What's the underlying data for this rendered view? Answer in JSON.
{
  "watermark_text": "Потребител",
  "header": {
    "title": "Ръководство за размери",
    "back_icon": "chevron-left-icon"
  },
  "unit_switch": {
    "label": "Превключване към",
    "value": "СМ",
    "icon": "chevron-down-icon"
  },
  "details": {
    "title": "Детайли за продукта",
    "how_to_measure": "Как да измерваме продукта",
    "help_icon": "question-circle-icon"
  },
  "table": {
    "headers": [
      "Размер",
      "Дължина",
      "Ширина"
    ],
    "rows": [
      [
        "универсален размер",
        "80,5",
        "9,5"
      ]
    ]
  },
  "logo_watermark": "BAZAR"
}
* * * * * * *
**Your task:**
Copy out all of the records shown above exactly.

**Solution to the problem:**
What's the underlying data for this rendered view? Answer in JSON.
{
  "watermark_text": "Потребител",
  "header": {
    "title": "Ръководство за размери",
    "back_icon": "chevron-left-icon"
  },
  "unit_switch": {
    "label": "Превключване към",
    "value": "СМ",
    "icon": "chevron-down-icon"
  },
  "details": {
    "title": "Детайли за продукта",
    "how_to_measure": "Как да измерваме продукта",
    "help_icon": "question-circle-icon"
  },
  "table": {
    "headers": [
      "Размер",
      "Дължина",
      "Ширина"
    ],
    "rows": [
      [
        "универсален размер",
        "80,5",
        "9,5"
      ]
    ]
  },
  "logo_watermark": "BAZAR"
}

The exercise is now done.